--- 本文 ---

TRIO KT-8000は1977年に発売されたFM専用チューナーです。中級機の価格帯でありながら、フロントエンドの7連バリコンや、KT-9700用に開発された検波部のパルスカウント方式、IF部のダブルコンバージョン方式、IF帯域の2段切替などを搭載しており、前年に発売されたKT-7700(78,000円)と同等以上のスペックを持つ、意欲的でコスパに優れたチューナーでした。


フロントエンドには高選択度特性を持つFM7連パリコンを搭載しています。1970年代のチューナーは、クラスによりFM用のバリコンの数が違うのが特徴で、初級モデルは3連バリコン。中級機は4~5連バリコン、高級機は7連バリコン以上という感じでした。ちなみに1982年に発売されたKENWOOD L-02T(300,000円)も7連パリコンです。

RF部には直線性の良いデュアルゲー トMOS-FET。ミキサー部にはDD MOS-FETを使用し、すぐれた妨害排除能力を得るとともに、高周波数特性に優れながら低歪率な回路としています。
チューニングノブには60mmの大型フライホイールを採用。シグナルとチューニングメーターと合わせて、スムーズで正確な同調がてきます。

IF部は歪率を抑えた音質重視の「WIDE」と、高選択度でクリアな受信ができる「NARROW」を選択できます。パーツにも群遅延特性にすぐれたフェーズリニア型セラミックフィルターなどを採用し低歪率化を実現しています。
第1 IF周波数10.7MHzを、第2 IF周波数1.96MHzに変換するダブルコ ンバー ト方式により、検波効率が上がりSN比も向上しています

パルスカウント検波は、周波数変調信号をパルス信号に変換してから、積分して出力電圧を得る方法で、直線検波が可能なため歪がきわめて低く、検波帯域幅が広いという特徴があります。またイ ンダクタンスが不要なために、環境の変化に対しても安定的な検波出力が行えます。

---

与えられた課題 1:
リストの中で「204, 418, 220]」を含む行から「431, 284, 442]」を含む行までを、両端の行も入れて、そのまま書き出してください。
与えられた課題 2:
TRIO KT-8000を紹介する本文を、最後の文の後から書き進めてください。

--- 元のリスト ---

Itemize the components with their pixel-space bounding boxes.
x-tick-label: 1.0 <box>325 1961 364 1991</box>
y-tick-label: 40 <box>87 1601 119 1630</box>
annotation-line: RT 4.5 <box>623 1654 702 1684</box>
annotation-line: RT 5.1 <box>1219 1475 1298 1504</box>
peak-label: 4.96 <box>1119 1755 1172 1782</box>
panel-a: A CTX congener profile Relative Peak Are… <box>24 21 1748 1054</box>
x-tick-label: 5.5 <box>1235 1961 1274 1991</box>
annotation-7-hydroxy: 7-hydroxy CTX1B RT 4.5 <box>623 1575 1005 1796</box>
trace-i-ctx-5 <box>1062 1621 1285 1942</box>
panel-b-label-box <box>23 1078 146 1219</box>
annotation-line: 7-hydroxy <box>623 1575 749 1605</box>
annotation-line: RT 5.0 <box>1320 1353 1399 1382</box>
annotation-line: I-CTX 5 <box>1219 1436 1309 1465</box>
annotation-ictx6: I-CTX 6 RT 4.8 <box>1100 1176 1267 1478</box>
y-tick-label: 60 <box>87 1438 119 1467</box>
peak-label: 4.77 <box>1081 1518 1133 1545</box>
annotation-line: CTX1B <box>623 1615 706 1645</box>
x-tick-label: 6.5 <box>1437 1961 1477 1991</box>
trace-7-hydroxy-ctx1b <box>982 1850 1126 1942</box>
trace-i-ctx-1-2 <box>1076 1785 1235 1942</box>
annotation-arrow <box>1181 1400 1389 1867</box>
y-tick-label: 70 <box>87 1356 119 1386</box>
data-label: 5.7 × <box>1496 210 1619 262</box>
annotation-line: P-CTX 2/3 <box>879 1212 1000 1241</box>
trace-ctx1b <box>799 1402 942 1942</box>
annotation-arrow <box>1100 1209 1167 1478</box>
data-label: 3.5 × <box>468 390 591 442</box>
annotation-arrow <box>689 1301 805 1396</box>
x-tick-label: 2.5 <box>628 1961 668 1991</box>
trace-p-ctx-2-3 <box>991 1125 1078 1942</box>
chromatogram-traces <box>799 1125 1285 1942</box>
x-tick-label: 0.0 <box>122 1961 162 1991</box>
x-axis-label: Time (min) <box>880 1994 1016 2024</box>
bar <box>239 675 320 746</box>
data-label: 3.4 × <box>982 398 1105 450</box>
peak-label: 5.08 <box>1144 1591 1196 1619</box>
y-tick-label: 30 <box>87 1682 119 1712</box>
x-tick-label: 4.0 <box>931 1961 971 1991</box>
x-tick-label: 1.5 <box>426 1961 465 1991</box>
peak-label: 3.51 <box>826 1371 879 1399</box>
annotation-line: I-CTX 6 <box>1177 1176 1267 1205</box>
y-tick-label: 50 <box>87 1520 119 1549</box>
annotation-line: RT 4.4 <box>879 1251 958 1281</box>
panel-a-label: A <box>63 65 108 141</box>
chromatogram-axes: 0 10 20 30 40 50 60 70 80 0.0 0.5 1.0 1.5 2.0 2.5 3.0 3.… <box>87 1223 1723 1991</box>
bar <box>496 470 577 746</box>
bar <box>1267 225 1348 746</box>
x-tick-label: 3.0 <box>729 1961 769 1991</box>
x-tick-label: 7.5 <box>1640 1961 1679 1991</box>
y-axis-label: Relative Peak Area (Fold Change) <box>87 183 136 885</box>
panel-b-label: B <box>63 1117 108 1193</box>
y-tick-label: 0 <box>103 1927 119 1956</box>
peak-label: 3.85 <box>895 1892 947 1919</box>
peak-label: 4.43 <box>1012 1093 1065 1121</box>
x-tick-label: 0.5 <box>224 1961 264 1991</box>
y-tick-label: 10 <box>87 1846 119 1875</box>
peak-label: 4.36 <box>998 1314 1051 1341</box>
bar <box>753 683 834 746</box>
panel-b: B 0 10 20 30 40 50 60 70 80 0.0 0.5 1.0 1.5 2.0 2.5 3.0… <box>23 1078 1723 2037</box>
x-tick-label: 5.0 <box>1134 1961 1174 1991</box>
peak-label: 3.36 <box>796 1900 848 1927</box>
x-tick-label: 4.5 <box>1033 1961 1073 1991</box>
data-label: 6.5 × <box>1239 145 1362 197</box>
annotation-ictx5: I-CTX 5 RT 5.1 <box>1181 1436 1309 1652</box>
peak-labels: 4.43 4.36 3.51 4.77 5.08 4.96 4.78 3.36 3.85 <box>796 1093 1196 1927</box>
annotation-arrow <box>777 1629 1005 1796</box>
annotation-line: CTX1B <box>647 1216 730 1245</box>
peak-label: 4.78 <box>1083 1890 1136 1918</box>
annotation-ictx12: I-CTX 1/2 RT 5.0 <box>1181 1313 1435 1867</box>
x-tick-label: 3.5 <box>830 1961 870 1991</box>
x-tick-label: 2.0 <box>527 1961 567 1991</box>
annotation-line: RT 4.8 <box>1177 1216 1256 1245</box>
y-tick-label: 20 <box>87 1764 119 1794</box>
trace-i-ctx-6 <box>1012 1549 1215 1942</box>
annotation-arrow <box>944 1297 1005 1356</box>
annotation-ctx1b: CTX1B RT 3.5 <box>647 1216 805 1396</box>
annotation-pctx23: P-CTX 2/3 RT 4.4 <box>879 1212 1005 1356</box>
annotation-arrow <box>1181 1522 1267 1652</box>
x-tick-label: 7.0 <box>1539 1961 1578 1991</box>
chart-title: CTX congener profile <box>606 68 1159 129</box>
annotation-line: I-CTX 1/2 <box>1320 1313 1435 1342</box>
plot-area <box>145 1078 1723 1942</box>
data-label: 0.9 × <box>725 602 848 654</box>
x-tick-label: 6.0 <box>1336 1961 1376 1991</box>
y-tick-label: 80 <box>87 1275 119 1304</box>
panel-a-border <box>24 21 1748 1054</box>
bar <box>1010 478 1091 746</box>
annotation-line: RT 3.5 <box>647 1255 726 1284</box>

---
--- 元のリスト ---

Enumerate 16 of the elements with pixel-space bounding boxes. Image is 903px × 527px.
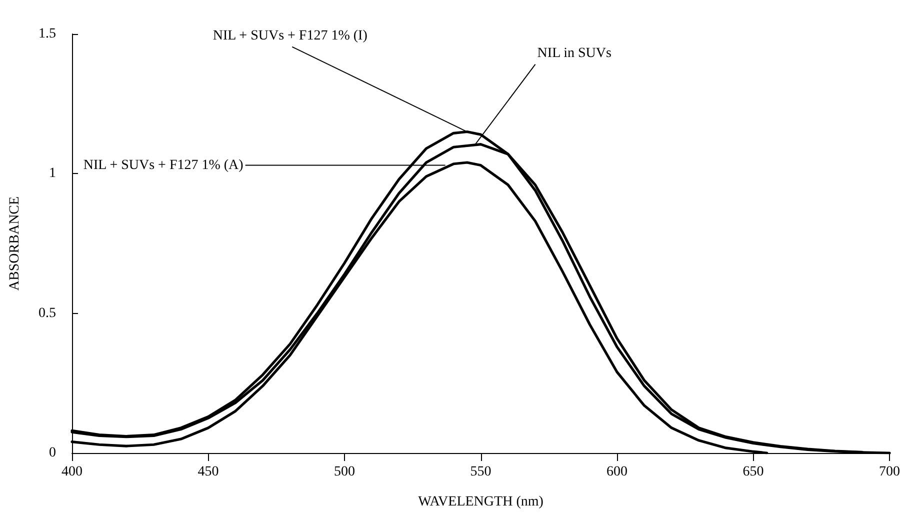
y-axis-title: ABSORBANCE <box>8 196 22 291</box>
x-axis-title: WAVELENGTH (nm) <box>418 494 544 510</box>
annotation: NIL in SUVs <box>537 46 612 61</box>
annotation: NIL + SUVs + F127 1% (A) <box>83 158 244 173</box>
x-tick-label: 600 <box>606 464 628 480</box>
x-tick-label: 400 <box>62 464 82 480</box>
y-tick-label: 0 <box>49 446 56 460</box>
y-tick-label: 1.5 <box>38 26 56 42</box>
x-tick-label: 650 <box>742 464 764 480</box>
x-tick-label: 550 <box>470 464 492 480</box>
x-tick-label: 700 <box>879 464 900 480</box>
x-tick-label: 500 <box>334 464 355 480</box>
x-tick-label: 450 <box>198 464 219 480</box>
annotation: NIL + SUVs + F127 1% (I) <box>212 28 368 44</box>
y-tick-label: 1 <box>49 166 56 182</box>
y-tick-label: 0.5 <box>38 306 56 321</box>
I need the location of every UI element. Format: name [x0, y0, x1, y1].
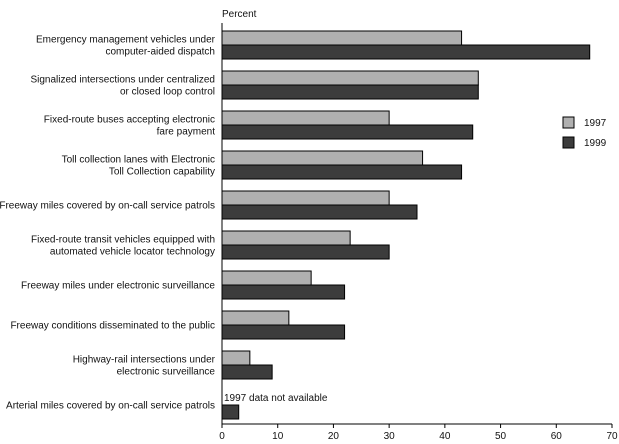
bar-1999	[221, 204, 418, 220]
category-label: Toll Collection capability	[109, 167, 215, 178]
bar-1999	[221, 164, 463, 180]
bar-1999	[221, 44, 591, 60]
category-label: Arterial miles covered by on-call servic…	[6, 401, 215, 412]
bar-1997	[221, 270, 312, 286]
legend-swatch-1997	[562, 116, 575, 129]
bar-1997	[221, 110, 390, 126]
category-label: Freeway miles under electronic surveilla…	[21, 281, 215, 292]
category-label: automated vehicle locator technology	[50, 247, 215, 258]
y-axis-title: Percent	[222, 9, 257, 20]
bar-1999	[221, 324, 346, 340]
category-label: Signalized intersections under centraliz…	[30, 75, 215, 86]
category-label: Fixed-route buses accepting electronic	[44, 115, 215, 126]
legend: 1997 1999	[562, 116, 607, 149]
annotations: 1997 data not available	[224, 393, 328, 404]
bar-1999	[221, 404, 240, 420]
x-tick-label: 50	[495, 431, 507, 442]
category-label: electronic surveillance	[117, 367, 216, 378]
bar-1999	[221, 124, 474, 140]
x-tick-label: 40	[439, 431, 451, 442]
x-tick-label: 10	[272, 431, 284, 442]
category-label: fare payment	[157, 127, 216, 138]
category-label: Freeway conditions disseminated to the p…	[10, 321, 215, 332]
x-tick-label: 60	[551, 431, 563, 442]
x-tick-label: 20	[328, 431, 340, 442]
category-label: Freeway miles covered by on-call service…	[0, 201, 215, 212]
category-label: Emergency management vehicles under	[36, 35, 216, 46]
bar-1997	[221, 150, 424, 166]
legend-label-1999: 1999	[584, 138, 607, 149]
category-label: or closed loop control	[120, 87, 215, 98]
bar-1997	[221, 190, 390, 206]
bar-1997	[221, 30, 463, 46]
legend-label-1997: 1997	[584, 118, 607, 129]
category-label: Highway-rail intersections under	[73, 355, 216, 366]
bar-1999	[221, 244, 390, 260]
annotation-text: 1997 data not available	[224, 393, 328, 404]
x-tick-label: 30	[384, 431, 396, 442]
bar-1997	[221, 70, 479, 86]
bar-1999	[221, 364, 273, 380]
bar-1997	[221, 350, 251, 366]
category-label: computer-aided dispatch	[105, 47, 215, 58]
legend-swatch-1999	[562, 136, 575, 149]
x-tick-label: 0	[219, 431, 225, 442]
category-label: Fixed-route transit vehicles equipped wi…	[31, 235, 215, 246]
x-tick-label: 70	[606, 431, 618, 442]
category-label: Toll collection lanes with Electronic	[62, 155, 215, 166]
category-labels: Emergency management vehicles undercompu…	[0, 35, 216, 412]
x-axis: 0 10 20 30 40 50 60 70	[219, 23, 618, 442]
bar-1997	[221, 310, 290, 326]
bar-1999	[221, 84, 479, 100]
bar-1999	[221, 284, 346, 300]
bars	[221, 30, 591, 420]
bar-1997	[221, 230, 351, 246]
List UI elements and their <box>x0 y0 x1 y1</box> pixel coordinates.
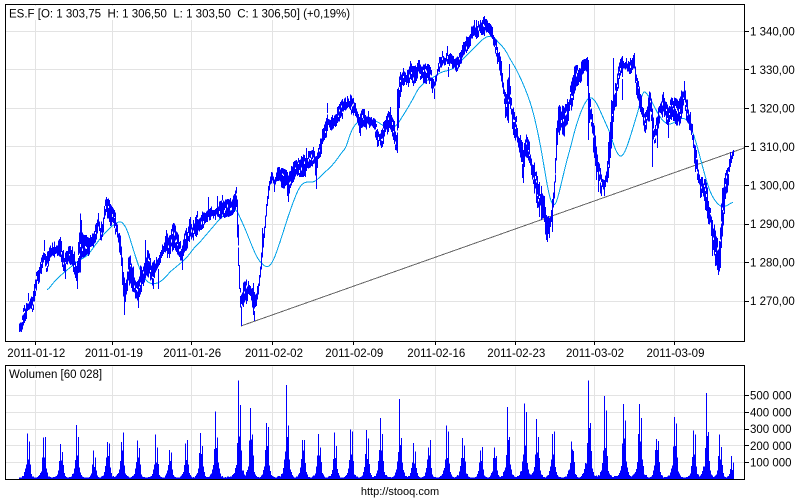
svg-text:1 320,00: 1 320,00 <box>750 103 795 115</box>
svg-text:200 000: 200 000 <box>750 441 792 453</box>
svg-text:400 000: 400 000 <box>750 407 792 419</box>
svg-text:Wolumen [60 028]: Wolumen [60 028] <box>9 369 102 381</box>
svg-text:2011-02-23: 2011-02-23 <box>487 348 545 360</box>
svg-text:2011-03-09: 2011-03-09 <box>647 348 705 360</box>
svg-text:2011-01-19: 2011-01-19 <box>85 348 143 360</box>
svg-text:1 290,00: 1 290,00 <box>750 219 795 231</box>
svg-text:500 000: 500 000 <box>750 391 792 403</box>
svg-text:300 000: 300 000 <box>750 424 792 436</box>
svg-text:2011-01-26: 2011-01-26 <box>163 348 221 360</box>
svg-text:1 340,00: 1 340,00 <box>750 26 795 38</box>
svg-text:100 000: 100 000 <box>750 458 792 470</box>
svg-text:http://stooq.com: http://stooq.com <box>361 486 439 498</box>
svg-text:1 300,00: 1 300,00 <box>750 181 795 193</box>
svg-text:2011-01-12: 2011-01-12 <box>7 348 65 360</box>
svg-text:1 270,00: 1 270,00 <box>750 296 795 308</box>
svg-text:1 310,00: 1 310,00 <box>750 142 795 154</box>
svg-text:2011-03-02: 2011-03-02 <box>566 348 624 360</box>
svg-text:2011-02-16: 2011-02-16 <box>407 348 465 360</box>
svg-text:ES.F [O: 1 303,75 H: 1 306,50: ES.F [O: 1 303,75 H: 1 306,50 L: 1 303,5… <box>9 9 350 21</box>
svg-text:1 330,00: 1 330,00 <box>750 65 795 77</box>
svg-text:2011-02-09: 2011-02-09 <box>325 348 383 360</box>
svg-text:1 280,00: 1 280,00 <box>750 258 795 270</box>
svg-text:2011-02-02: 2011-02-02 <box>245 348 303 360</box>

---

正しい答え 1:
bar-1999	[221, 204, 418, 220]
category-label: Toll Collection capability	[109, 167, 215, 178]
bar-1999	[221, 164, 463, 180]
bar-1999	[221, 44, 591, 60]
category-label: Arterial miles covered by on-call servic…	[6, 401, 215, 412]
bar-1997	[221, 270, 312, 286]
legend-swatch-1997	[562, 116, 575, 129]
bar-1997	[221, 110, 390, 126]
category-label: Freeway miles under electronic surveilla…	[21, 281, 215, 292]
category-label: automated vehicle locator technology	[50, 247, 215, 258]
y-axis-title: Percent	[222, 9, 257, 20]
bar-1999	[221, 324, 346, 340]
category-label: Signalized intersections under centraliz…	[30, 75, 215, 86]
category-label: Fixed-route buses accepting electronic	[44, 115, 215, 126]
legend: 1997 1999	[562, 116, 607, 149]
annotations: 1997 data not available	[224, 393, 328, 404]
bar-1999	[221, 404, 240, 420]
x-tick-label: 50	[495, 431, 507, 442]
category-label: electronic surveillance	[117, 367, 216, 378]
bar-1999	[221, 124, 474, 140]
x-tick-label: 40	[439, 431, 451, 442]
x-tick-label: 10	[272, 431, 284, 442]

正しい答え 2:
MPX部はクリーンサブキャリア方式のパイロッ トキャンセラー回路により、音質を劣化させずに19kHzのパイロッ ト信号を除去しています。
出力部は差動直結オペレーショナルアンプにより、オーバー変調にも強く低インピーダンスの回路となっています。


(受信について)
現在はFMアンテナが無いので、ケーブルテレビからFM放送を聴いています。ケーブルテレビからの受信も問題が無い訳ではなく、ケーブルテレビ局が受信したFM波を送ってくるだけなので、実際にはFM局によってはシグナルが低かったり、混信が起きていたりします。また局間ノイズなども、FMアンテナを使った時と同じです。

KT-8000は7連パリコンということで、確かに感度は良いのですが、その分チューニングはシビアです。安いバリコンチューナーに比べると、チューニングメーターで中央を捕らえるのは難しく、ほんの少しダイヤルがズレただけで、針が中央から離れてしまいます。

日常的に使うにはシンセサイザーチューナーのほうが断然便利です。しかしチューニングつまみを回しながら、目はシグナルメーターとチューニングメーターを注視。耳はスピーカーから出る音に集中と、電波の一番良いポイントを探しながら操作をするというのは、バリコンチューナーならではの醍醐味です。



(音質について)
TRIO KT-6005と比べると音質は格段に良くなっています。ただKT-1010やPioneer F-120といったシンセサイザーチューナーと比べると、レンジは狭いですし細かい部分も出ません。単純にそういう尺度で「音質」を比較するとまったく勝てません。でもKT-8000の音はウォームトーンでアナログ的です。これが最大の魅力。

KT-1010やF-120の頃になると放送局もCDプレーヤーを導入し、使用するソースもデジタル音源が増えていった時期です。そういう意味では、これらのチューナーの音は現代的です。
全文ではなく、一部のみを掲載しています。